Required work: Return all lines with the word "xlabel" in them.

[Data listing]
══════════

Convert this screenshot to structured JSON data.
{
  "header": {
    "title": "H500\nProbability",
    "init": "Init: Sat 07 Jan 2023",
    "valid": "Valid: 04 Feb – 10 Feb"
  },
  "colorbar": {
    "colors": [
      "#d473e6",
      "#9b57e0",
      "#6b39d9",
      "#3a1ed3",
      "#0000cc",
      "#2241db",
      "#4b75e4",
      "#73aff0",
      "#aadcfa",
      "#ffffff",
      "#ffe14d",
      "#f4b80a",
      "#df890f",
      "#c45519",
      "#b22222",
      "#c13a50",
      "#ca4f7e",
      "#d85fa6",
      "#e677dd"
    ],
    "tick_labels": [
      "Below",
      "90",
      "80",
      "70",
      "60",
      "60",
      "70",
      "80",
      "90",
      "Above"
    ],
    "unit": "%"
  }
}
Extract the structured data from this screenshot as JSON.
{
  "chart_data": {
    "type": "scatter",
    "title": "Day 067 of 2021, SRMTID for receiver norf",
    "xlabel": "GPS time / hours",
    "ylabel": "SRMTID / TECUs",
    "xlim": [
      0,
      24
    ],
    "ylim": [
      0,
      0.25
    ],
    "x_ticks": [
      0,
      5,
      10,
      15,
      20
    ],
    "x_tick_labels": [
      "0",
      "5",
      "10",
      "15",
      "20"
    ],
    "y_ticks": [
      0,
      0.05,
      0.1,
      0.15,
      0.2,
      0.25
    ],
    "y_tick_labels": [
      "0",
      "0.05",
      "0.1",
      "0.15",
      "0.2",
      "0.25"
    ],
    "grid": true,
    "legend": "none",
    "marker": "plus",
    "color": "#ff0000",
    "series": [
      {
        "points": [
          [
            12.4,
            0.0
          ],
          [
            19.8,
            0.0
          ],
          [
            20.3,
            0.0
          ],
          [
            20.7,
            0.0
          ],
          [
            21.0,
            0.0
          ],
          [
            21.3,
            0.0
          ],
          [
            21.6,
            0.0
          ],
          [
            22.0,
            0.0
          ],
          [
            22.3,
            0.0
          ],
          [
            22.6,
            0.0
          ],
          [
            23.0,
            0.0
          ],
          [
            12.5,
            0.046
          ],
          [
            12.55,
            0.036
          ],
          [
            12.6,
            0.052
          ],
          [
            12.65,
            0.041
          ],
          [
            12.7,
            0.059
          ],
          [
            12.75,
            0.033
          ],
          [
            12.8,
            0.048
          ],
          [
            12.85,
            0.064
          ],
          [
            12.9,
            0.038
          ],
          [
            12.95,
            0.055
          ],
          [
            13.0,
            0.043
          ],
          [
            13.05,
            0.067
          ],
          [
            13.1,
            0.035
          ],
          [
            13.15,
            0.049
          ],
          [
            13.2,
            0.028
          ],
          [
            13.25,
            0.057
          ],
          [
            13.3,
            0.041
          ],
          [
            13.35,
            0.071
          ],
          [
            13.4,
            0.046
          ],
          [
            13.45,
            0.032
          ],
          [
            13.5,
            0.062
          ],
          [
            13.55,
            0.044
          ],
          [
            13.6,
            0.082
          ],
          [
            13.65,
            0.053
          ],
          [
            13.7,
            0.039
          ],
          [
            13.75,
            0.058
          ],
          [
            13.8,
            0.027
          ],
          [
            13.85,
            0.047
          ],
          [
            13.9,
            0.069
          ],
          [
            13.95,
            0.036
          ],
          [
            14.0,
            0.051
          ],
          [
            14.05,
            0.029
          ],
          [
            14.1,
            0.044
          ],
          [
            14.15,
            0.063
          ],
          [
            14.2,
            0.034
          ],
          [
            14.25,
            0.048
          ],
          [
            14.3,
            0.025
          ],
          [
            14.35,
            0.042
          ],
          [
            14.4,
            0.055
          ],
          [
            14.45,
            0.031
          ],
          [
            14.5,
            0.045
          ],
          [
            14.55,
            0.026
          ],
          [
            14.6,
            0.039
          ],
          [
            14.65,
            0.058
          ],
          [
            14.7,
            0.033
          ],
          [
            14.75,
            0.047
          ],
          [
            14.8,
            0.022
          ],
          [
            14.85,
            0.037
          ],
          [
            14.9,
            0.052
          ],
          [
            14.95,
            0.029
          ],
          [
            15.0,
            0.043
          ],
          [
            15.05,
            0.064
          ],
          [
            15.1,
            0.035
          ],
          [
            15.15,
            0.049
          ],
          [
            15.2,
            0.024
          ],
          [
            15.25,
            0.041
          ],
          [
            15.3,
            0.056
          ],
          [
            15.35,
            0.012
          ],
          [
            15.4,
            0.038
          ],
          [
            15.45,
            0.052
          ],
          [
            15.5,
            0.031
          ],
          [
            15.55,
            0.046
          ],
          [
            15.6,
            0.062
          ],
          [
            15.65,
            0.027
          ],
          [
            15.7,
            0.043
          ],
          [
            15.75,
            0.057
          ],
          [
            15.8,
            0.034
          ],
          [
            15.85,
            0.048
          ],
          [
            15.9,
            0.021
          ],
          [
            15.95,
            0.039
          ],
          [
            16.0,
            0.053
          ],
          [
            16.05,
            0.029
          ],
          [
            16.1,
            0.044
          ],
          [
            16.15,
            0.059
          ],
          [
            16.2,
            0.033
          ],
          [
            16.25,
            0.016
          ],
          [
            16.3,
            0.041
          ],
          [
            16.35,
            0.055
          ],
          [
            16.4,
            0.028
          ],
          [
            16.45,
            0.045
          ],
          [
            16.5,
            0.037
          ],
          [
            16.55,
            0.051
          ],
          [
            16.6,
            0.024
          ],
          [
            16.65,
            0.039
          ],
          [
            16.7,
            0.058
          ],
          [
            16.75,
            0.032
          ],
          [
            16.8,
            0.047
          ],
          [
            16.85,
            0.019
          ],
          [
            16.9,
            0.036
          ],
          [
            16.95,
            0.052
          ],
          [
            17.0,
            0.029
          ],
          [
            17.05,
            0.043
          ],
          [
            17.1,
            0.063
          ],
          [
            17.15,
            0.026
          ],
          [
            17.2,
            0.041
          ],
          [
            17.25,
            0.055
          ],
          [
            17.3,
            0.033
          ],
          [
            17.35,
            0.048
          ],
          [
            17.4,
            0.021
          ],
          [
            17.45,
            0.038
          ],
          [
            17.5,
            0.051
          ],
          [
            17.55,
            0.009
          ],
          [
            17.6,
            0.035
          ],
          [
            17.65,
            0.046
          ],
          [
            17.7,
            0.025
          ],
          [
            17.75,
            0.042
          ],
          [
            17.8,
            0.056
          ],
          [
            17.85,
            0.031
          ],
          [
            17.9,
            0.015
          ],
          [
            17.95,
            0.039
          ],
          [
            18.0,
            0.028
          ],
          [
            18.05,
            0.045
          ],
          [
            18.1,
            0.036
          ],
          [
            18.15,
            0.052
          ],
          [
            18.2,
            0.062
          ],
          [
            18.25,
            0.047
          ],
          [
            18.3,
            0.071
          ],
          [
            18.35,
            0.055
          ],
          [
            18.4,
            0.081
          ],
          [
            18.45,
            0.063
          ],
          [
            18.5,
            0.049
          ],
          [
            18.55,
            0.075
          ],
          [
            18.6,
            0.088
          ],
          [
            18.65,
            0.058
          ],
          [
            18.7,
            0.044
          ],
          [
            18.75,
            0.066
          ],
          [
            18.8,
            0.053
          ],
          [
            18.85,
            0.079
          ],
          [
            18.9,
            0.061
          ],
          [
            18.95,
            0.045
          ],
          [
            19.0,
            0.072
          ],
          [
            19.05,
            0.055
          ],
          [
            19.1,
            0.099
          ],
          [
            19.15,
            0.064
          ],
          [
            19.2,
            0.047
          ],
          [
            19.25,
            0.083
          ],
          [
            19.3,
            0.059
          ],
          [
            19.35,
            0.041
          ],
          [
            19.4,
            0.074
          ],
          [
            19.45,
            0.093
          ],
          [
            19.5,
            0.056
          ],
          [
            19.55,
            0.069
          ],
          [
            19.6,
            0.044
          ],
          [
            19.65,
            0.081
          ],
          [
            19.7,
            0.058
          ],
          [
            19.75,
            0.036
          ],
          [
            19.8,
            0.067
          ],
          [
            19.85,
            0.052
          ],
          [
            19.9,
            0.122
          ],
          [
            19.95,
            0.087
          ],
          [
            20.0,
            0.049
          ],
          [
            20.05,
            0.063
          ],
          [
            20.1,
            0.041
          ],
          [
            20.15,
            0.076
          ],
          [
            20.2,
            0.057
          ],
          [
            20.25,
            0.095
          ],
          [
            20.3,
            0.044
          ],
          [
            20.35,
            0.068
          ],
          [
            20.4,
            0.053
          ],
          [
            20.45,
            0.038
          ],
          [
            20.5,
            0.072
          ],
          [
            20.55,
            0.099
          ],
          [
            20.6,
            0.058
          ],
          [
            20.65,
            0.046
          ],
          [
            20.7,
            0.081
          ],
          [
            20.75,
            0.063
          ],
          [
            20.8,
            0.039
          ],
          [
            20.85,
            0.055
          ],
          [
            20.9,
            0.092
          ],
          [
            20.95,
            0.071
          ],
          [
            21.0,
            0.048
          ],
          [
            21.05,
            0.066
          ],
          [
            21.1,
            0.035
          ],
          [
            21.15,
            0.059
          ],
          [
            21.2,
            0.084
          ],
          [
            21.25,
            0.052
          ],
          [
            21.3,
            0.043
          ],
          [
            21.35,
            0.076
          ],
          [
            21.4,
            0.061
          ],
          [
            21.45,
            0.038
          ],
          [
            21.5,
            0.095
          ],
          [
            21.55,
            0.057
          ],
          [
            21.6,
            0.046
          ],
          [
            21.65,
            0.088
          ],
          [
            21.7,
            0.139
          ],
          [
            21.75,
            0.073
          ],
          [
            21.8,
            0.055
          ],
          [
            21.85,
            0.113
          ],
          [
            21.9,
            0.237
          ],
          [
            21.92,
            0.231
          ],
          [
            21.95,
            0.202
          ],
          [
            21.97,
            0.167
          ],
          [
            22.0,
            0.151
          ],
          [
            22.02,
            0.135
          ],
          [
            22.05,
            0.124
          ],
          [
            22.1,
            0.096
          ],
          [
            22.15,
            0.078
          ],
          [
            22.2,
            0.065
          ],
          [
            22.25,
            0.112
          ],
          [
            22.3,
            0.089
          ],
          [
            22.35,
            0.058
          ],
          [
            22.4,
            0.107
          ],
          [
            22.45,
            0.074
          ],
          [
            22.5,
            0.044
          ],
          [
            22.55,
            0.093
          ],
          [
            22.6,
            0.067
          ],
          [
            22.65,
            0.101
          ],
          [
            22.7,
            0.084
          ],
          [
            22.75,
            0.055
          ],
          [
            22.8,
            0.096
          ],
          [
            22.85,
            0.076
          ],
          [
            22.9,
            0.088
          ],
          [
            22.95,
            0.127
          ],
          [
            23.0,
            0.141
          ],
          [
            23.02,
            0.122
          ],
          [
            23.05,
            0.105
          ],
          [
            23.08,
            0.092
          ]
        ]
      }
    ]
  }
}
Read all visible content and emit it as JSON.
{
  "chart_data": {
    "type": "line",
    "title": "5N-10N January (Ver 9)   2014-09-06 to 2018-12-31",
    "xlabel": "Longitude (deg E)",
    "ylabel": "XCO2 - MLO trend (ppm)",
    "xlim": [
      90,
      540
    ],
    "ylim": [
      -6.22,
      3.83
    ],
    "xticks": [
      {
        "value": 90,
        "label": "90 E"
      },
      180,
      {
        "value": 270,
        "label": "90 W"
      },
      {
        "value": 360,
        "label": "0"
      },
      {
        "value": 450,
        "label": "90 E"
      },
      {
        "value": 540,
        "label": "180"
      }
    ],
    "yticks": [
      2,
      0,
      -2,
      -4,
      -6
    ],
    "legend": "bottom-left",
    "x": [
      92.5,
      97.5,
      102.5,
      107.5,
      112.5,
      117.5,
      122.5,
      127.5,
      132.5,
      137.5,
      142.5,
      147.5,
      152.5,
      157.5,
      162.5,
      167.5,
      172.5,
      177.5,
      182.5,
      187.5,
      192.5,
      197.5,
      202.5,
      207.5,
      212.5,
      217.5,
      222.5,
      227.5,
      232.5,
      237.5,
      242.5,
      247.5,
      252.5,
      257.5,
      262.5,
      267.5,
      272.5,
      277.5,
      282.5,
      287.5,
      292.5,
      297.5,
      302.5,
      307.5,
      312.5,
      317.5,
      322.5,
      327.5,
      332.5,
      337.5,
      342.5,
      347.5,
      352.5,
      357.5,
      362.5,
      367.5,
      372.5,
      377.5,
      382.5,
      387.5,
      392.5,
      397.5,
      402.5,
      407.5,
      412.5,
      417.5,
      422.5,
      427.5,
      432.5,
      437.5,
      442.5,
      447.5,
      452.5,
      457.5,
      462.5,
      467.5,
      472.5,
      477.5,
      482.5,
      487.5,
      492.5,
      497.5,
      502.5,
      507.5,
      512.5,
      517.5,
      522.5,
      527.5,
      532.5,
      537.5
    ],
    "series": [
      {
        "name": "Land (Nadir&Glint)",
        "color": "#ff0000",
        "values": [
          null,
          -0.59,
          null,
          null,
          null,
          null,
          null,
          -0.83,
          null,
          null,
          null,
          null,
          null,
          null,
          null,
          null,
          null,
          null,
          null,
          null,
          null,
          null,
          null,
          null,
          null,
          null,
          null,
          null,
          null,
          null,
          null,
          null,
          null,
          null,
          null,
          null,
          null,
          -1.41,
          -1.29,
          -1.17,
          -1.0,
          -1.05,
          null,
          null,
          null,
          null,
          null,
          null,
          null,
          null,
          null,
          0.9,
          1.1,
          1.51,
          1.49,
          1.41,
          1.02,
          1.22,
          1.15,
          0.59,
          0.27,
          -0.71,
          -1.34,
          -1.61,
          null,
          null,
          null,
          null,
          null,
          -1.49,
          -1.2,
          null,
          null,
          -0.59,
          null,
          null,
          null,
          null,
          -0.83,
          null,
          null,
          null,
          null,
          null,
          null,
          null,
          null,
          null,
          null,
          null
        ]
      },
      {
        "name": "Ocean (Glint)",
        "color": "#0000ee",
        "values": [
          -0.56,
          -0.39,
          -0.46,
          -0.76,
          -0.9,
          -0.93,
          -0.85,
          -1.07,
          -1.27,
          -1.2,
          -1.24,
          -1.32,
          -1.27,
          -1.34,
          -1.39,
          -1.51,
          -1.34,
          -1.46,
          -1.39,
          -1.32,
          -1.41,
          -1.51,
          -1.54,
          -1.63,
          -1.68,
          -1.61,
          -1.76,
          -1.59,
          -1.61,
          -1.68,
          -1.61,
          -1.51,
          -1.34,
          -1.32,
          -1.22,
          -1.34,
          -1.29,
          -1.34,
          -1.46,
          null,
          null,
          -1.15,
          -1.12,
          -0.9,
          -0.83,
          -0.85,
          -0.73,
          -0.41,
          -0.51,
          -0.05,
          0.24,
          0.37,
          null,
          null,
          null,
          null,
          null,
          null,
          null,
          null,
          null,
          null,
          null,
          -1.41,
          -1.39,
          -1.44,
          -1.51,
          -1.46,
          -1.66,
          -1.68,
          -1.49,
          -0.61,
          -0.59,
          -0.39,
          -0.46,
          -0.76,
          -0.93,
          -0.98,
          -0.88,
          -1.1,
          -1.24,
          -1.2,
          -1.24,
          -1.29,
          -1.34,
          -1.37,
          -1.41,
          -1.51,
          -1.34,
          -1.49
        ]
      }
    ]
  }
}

══════════

Finished answer:
    "xlabel": "GPS time / hours",
    "xlabel": "Longitude (deg E)",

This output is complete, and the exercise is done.